→ **WHAT TO WORK ON**
Copy the material that follows word for word and omit its pictures.

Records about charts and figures
──────────────────────────────
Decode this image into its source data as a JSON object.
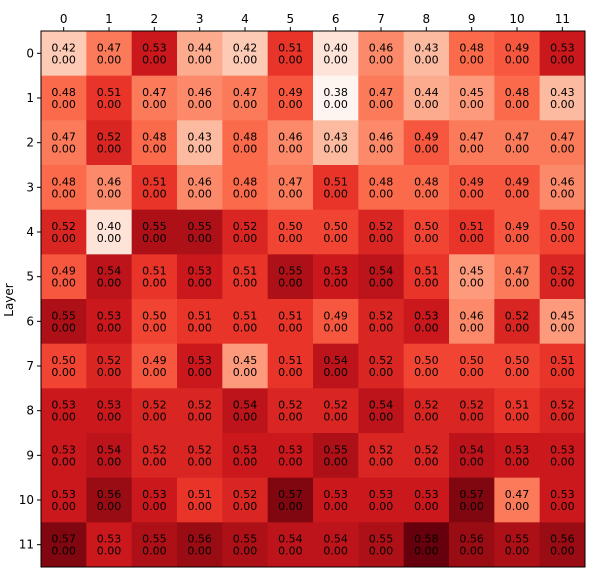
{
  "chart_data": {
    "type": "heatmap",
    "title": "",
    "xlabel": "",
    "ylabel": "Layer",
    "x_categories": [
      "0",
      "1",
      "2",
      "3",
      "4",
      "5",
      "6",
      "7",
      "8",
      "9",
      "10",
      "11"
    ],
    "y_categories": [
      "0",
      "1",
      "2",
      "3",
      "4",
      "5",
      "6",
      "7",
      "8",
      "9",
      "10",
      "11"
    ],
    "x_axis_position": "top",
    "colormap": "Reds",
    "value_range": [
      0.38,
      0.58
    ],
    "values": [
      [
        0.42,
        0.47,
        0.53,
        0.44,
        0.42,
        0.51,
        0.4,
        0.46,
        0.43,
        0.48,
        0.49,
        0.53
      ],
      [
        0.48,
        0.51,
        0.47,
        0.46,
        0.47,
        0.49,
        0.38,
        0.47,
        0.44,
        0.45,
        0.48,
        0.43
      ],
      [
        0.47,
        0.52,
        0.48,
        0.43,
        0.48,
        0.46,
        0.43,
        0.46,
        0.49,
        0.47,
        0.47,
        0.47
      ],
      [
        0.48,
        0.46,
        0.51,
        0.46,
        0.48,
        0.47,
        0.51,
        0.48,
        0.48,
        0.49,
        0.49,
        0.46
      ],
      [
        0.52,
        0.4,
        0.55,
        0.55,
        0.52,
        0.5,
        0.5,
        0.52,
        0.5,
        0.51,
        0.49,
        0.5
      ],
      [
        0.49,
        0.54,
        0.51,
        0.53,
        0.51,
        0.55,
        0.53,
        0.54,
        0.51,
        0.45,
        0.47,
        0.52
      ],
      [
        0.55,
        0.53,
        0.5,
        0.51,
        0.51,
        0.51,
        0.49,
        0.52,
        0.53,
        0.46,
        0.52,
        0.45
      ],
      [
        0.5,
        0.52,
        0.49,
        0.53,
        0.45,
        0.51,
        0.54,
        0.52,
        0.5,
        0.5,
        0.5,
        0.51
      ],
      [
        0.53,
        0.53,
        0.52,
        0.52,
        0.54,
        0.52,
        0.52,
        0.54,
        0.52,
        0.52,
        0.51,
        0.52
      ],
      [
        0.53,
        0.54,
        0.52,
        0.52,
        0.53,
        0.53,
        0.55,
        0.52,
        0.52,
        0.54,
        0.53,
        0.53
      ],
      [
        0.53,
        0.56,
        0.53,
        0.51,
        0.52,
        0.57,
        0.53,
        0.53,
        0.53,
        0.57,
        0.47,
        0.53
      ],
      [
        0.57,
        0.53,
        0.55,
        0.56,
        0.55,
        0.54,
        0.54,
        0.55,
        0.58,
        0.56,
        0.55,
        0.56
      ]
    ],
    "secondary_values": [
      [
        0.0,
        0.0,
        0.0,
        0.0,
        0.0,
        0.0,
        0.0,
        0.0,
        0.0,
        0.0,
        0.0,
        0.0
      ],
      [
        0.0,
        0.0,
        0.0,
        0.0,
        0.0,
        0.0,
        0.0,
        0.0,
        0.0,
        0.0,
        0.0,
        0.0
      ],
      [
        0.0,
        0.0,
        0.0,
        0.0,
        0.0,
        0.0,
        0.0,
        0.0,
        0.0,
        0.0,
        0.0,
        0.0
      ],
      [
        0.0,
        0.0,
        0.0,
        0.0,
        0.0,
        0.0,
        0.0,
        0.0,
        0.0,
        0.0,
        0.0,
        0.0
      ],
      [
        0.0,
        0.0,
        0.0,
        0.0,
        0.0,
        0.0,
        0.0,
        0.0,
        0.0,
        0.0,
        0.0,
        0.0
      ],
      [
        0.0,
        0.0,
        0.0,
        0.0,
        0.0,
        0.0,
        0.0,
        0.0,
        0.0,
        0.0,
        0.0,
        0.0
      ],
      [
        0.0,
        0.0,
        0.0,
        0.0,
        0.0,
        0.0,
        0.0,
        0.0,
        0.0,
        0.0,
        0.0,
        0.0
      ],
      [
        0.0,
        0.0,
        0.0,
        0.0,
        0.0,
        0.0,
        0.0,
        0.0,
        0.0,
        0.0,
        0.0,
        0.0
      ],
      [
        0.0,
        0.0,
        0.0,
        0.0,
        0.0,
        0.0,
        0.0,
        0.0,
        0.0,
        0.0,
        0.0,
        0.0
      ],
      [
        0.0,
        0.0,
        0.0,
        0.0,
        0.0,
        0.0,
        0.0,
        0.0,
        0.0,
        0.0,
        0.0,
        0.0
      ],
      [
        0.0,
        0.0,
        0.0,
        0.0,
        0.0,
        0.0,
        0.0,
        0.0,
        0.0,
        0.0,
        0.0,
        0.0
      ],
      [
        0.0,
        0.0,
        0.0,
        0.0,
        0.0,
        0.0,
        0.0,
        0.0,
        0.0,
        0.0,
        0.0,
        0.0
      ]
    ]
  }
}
──────────────────────────────
→ **THE OUTPUT**
Decode this image into its source data as a JSON object.
{
  "chart_data": {
    "type": "heatmap",
    "title": "",
    "xlabel": "",
    "ylabel": "Layer",
    "x_categories": [
      "0",
      "1",
      "2",
      "3",
      "4",
      "5",
      "6",
      "7",
      "8",
      "9",
      "10",
      "11"
    ],
    "y_categories": [
      "0",
      "1",
      "2",
      "3",
      "4",
      "5",
      "6",
      "7",
      "8",
      "9",
      "10",
      "11"
    ],
    "x_axis_position": "top",
    "colormap": "Reds",
    "value_range": [
      0.38,
      0.58
    ],
    "values": [
      [
        0.42,
        0.47,
        0.53,
        0.44,
        0.42,
        0.51,
        0.4,
        0.46,
        0.43,
        0.48,
        0.49,
        0.53
      ],
      [
        0.48,
        0.51,
        0.47,
        0.46,
        0.47,
        0.49,
        0.38,
        0.47,
        0.44,
        0.45,
        0.48,
        0.43
      ],
      [
        0.47,
        0.52,
        0.48,
        0.43,
        0.48,
        0.46,
        0.43,
        0.46,
        0.49,
        0.47,
        0.47,
        0.47
      ],
      [
        0.48,
        0.46,
        0.51,
        0.46,
        0.48,
        0.47,
        0.51,
        0.48,
        0.48,
        0.49,
        0.49,
        0.46
      ],
      [
        0.52,
        0.4,
        0.55,
        0.55,
        0.52,
        0.5,
        0.5,
        0.52,
        0.5,
        0.51,
        0.49,
        0.5
      ],
      [
        0.49,
        0.54,
        0.51,
        0.53,
        0.51,
        0.55,
        0.53,
        0.54,
        0.51,
        0.45,
        0.47,
        0.52
      ],
      [
        0.55,
        0.53,
        0.5,
        0.51,
        0.51,
        0.51,
        0.49,
        0.52,
        0.53,
        0.46,
        0.52,
        0.45
      ],
      [
        0.5,
        0.52,
        0.49,
        0.53,
        0.45,
        0.51,
        0.54,
        0.52,
        0.5,
        0.5,
        0.5,
        0.51
      ],
      [
        0.53,
        0.53,
        0.52,
        0.52,
        0.54,
        0.52,
        0.52,
        0.54,
        0.52,
        0.52,
        0.51,
        0.52
      ],
      [
        0.53,
        0.54,
        0.52,
        0.52,
        0.53,
        0.53,
        0.55,
        0.52,
        0.52,
        0.54,
        0.53,
        0.53
      ],
      [
        0.53,
        0.56,
        0.53,
        0.51,
        0.52,
        0.57,
        0.53,
        0.53,
        0.53,
        0.57,
        0.47,
        0.53
      ],
      [
        0.57,
        0.53,
        0.55,
        0.56,
        0.55,
        0.54,
        0.54,
        0.55,
        0.58,
        0.56,
        0.55,
        0.56
      ]
    ],
    "secondary_values": [
      [
        0.0,
        0.0,
        0.0,
        0.0,
        0.0,
        0.0,
        0.0,
        0.0,
        0.0,
        0.0,
        0.0,
        0.0
      ],
      [
        0.0,
        0.0,
        0.0,
        0.0,
        0.0,
        0.0,
        0.0,
        0.0,
        0.0,
        0.0,
        0.0,
        0.0
      ],
      [
        0.0,
        0.0,
        0.0,
        0.0,
        0.0,
        0.0,
        0.0,
        0.0,
        0.0,
        0.0,
        0.0,
        0.0
      ],
      [
        0.0,
        0.0,
        0.0,
        0.0,
        0.0,
        0.0,
        0.0,
        0.0,
        0.0,
        0.0,
        0.0,
        0.0
      ],
      [
        0.0,
        0.0,
        0.0,
        0.0,
        0.0,
        0.0,
        0.0,
        0.0,
        0.0,
        0.0,
        0.0,
        0.0
      ],
      [
        0.0,
        0.0,
        0.0,
        0.0,
        0.0,
        0.0,
        0.0,
        0.0,
        0.0,
        0.0,
        0.0,
        0.0
      ],
      [
        0.0,
        0.0,
        0.0,
        0.0,
        0.0,
        0.0,
        0.0,
        0.0,
        0.0,
        0.0,
        0.0,
        0.0
      ],
      [
        0.0,
        0.0,
        0.0,
        0.0,
        0.0,
        0.0,
        0.0,
        0.0,
        0.0,
        0.0,
        0.0,
        0.0
      ],
      [
        0.0,
        0.0,
        0.0,
        0.0,
        0.0,
        0.0,
        0.0,
        0.0,
        0.0,
        0.0,
        0.0,
        0.0
      ],
      [
        0.0,
        0.0,
        0.0,
        0.0,
        0.0,
        0.0,
        0.0,
        0.0,
        0.0,
        0.0,
        0.0,
        0.0
      ],
      [
        0.0,
        0.0,
        0.0,
        0.0,
        0.0,
        0.0,
        0.0,
        0.0,
        0.0,
        0.0,
        0.0,
        0.0
      ],
      [
        0.0,
        0.0,
        0.0,
        0.0,
        0.0,
        0.0,
        0.0,
        0.0,
        0.0,
        0.0,
        0.0,
        0.0
      ]
    ]
  }
}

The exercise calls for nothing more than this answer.